State only the count of lines in the listing below that hold "right".

━━━ Data for this task ━━━

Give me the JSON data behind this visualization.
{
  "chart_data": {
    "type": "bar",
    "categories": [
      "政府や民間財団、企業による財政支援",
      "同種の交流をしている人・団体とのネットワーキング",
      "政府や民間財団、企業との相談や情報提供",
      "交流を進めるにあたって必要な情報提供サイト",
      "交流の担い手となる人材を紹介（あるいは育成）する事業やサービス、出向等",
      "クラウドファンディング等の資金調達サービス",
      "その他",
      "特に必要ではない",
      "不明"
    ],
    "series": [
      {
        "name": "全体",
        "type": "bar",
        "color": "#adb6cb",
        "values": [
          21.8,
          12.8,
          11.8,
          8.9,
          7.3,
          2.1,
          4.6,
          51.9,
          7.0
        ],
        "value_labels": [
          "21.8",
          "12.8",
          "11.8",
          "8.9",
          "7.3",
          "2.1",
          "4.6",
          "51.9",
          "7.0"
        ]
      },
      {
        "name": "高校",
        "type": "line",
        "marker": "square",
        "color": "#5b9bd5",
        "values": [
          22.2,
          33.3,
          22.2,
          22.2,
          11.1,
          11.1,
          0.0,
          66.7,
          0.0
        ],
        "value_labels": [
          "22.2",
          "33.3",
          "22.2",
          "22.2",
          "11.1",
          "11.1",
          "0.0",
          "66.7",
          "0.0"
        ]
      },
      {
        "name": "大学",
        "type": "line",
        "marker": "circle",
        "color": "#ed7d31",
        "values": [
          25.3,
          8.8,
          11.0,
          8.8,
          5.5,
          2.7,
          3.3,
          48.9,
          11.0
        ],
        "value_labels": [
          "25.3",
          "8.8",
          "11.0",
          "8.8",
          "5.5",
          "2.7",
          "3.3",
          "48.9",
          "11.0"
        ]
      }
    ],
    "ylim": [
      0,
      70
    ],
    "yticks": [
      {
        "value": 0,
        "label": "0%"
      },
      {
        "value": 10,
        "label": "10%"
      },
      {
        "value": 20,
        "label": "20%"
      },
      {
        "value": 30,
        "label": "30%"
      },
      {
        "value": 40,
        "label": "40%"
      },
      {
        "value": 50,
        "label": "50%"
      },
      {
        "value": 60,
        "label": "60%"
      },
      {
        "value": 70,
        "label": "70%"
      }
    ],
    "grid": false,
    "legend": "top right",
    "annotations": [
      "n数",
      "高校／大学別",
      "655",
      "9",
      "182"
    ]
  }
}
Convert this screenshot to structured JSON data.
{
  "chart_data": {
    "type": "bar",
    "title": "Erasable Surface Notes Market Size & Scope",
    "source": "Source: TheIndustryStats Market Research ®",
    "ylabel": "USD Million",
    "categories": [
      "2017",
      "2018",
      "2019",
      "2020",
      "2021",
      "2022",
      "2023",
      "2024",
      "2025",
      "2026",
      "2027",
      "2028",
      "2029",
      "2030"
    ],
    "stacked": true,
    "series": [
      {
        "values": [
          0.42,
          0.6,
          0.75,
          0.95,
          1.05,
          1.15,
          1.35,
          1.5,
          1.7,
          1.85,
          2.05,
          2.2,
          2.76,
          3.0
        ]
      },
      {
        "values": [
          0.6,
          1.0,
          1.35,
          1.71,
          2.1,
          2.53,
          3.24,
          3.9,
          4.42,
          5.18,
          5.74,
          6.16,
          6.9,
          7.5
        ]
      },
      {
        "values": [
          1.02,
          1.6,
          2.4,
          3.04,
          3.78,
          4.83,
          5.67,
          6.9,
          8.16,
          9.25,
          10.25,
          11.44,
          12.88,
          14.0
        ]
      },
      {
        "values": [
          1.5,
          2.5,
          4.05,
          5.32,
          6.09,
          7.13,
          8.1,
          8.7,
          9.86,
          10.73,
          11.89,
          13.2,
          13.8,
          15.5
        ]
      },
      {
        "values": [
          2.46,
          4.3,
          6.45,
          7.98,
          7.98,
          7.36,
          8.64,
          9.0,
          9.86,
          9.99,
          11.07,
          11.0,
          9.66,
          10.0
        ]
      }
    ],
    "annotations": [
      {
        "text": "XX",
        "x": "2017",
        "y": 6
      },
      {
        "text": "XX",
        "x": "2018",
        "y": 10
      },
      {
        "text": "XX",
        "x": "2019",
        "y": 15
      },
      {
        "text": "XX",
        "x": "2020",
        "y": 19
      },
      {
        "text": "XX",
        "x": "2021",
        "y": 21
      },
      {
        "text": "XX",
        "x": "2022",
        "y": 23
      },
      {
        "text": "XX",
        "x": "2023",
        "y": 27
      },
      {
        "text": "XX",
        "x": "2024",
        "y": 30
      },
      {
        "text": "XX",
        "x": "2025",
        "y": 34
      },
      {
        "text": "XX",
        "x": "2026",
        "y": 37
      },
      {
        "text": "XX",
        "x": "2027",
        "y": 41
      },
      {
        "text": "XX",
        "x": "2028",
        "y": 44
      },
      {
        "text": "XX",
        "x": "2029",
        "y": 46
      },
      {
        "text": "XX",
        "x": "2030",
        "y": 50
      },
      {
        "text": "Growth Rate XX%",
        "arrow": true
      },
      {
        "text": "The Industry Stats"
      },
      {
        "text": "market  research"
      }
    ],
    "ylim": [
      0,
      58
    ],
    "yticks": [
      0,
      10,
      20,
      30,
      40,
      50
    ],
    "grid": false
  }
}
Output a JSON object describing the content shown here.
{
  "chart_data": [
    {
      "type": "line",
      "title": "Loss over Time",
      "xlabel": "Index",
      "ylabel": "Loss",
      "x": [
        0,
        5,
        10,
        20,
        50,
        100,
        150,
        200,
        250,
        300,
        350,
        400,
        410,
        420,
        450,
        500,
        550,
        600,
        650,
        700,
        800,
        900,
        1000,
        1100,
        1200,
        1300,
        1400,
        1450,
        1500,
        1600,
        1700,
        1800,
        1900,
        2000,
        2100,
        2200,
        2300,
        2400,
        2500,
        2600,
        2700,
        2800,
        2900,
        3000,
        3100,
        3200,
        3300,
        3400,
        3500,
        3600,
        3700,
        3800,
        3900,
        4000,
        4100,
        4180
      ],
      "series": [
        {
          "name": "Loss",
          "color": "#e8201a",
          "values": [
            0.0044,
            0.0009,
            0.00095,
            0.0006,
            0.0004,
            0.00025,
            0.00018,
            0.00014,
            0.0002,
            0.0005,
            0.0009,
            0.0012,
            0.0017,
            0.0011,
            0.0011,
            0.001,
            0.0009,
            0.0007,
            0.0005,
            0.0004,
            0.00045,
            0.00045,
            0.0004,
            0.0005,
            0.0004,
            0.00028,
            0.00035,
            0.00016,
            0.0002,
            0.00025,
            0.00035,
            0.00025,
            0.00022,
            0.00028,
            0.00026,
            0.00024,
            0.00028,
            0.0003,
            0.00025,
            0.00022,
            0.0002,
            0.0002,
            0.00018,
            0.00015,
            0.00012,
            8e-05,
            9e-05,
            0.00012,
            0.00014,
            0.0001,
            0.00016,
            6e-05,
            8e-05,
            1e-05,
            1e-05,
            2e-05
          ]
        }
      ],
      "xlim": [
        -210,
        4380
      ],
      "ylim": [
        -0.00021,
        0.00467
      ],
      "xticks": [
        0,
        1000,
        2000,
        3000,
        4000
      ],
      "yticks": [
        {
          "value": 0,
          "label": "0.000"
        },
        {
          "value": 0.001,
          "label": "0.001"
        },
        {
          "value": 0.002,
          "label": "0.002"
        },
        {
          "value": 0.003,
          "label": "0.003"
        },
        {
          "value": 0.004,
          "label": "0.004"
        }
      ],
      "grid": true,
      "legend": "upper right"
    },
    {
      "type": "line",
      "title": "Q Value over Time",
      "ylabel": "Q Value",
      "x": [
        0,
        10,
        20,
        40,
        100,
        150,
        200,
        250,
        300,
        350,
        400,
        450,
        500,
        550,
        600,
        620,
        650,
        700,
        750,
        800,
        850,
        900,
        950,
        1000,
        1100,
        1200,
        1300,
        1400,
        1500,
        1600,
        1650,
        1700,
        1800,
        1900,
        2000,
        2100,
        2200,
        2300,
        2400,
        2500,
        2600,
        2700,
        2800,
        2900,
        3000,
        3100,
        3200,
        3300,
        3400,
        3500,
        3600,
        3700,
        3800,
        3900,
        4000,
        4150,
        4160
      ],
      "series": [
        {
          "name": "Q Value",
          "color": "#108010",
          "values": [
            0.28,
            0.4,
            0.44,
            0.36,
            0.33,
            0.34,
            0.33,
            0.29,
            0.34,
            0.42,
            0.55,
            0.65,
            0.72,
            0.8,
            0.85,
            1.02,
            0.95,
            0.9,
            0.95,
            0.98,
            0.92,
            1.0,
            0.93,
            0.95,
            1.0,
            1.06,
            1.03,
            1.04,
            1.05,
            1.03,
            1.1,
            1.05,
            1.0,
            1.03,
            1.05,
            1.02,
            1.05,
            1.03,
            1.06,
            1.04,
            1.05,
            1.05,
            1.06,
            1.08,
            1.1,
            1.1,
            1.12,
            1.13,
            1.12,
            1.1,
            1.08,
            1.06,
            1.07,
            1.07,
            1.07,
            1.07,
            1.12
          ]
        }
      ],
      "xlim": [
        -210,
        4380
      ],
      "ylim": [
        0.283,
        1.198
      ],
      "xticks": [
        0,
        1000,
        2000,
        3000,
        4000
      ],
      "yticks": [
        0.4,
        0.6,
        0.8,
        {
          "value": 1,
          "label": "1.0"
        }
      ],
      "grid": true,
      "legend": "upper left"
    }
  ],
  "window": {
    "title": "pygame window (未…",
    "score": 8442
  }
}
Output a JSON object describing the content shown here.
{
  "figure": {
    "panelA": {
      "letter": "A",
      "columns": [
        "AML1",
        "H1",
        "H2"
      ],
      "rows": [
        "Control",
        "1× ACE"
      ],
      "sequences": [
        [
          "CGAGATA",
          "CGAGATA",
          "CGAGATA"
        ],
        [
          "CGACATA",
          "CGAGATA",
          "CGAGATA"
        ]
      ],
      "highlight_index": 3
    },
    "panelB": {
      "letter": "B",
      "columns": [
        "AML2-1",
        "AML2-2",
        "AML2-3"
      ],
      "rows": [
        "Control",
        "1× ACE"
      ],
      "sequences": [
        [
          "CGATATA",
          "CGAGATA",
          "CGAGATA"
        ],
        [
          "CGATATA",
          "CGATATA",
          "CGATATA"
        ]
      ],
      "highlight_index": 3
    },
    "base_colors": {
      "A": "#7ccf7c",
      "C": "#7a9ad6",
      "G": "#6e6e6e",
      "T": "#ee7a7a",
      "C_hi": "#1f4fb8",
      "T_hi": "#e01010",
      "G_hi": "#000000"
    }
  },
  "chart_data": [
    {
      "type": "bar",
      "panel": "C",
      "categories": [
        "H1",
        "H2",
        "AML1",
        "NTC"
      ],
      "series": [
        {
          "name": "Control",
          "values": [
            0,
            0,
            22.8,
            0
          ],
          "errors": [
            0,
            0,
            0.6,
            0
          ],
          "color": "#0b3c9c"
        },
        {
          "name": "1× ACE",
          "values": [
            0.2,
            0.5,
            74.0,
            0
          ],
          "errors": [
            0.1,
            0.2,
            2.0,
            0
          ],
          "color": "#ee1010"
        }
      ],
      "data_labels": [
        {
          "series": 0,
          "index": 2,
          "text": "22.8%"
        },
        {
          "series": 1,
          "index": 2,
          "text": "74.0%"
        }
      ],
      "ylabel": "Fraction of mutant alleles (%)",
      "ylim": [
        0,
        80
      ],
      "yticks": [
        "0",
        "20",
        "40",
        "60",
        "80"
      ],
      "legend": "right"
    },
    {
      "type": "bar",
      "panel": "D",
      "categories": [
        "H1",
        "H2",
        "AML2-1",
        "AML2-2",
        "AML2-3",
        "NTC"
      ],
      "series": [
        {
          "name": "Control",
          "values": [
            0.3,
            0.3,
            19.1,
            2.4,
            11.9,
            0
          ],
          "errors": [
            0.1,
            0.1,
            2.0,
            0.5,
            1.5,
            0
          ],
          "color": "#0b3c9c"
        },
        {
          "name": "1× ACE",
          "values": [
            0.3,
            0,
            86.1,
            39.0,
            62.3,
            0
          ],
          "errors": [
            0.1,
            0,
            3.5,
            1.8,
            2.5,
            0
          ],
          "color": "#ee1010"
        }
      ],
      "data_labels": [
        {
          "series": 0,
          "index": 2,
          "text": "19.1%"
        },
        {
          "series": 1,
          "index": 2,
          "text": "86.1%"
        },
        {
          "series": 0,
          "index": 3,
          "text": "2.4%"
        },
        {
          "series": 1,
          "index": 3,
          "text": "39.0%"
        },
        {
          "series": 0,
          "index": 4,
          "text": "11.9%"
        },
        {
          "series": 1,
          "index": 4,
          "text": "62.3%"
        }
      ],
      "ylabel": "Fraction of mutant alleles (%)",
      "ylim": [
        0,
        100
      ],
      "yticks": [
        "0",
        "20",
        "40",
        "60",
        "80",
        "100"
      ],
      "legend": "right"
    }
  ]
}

━━━

> [Exercise response] 4